Problem:
Leaving out the pictures, retype all the material exactly.

___ Records for this task

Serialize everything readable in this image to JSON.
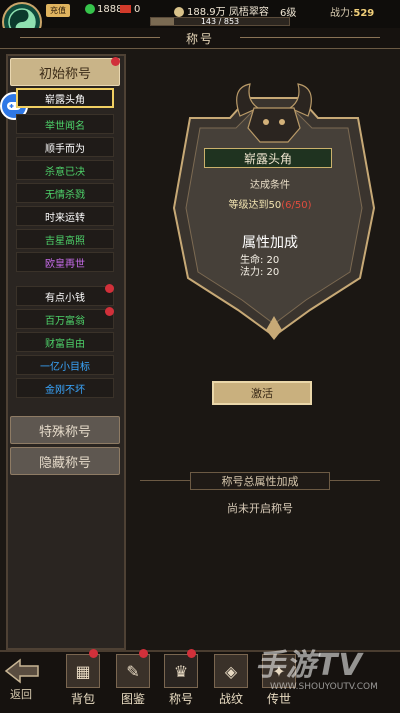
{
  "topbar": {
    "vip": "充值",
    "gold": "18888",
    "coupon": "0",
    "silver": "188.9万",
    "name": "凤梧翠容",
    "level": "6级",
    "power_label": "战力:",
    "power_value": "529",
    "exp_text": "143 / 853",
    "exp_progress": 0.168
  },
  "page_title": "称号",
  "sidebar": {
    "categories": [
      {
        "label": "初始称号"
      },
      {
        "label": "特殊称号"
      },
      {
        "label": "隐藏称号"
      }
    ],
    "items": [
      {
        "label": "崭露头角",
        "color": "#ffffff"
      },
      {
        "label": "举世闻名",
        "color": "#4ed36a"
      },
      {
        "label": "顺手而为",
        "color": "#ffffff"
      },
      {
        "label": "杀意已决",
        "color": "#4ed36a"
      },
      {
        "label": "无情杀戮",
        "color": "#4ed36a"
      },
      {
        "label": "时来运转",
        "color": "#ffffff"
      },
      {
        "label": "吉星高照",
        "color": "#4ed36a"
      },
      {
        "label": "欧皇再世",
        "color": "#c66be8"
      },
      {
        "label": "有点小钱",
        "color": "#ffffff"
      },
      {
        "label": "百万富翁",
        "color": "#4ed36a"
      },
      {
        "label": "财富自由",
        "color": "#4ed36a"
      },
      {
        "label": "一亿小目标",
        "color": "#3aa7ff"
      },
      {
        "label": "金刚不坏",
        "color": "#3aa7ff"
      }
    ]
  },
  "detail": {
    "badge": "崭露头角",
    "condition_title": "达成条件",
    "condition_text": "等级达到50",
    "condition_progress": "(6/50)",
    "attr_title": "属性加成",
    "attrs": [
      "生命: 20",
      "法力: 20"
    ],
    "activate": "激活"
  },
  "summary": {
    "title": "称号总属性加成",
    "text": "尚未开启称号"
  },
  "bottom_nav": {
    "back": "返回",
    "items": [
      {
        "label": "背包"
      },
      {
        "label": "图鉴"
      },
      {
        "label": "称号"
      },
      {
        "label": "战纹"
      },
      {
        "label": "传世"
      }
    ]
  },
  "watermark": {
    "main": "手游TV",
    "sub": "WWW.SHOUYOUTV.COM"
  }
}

______

Solved problem:
Serialize everything readable in this image to JSON.
{
  "topbar": {
    "vip": "充值",
    "gold": "18888",
    "coupon": "0",
    "silver": "188.9万",
    "name": "凤梧翠容",
    "level": "6级",
    "power_label": "战力:",
    "power_value": "529",
    "exp_text": "143 / 853",
    "exp_progress": 0.168
  },
  "page_title": "称号",
  "sidebar": {
    "categories": [
      {
        "label": "初始称号"
      },
      {
        "label": "特殊称号"
      },
      {
        "label": "隐藏称号"
      }
    ],
    "items": [
      {
        "label": "崭露头角",
        "color": "#ffffff"
      },
      {
        "label": "举世闻名",
        "color": "#4ed36a"
      },
      {
        "label": "顺手而为",
        "color": "#ffffff"
      },
      {
        "label": "杀意已决",
        "color": "#4ed36a"
      },
      {
        "label": "无情杀戮",
        "color": "#4ed36a"
      },
      {
        "label": "时来运转",
        "color": "#ffffff"
      },
      {
        "label": "吉星高照",
        "color": "#4ed36a"
      },
      {
        "label": "欧皇再世",
        "color": "#c66be8"
      },
      {
        "label": "有点小钱",
        "color": "#ffffff"
      },
      {
        "label": "百万富翁",
        "color": "#4ed36a"
      },
      {
        "label": "财富自由",
        "color": "#4ed36a"
      },
      {
        "label": "一亿小目标",
        "color": "#3aa7ff"
      },
      {
        "label": "金刚不坏",
        "color": "#3aa7ff"
      }
    ]
  },
  "detail": {
    "badge": "崭露头角",
    "condition_title": "达成条件",
    "condition_text": "等级达到50",
    "condition_progress": "(6/50)",
    "attr_title": "属性加成",
    "attrs": [
      "生命: 20",
      "法力: 20"
    ],
    "activate": "激活"
  },
  "summary": {
    "title": "称号总属性加成",
    "text": "尚未开启称号"
  },
  "bottom_nav": {
    "back": "返回",
    "items": [
      {
        "label": "背包"
      },
      {
        "label": "图鉴"
      },
      {
        "label": "称号"
      },
      {
        "label": "战纹"
      },
      {
        "label": "传世"
      }
    ]
  },
  "watermark": {
    "main": "手游TV",
    "sub": "WWW.SHOUYOUTV.COM"
  }
}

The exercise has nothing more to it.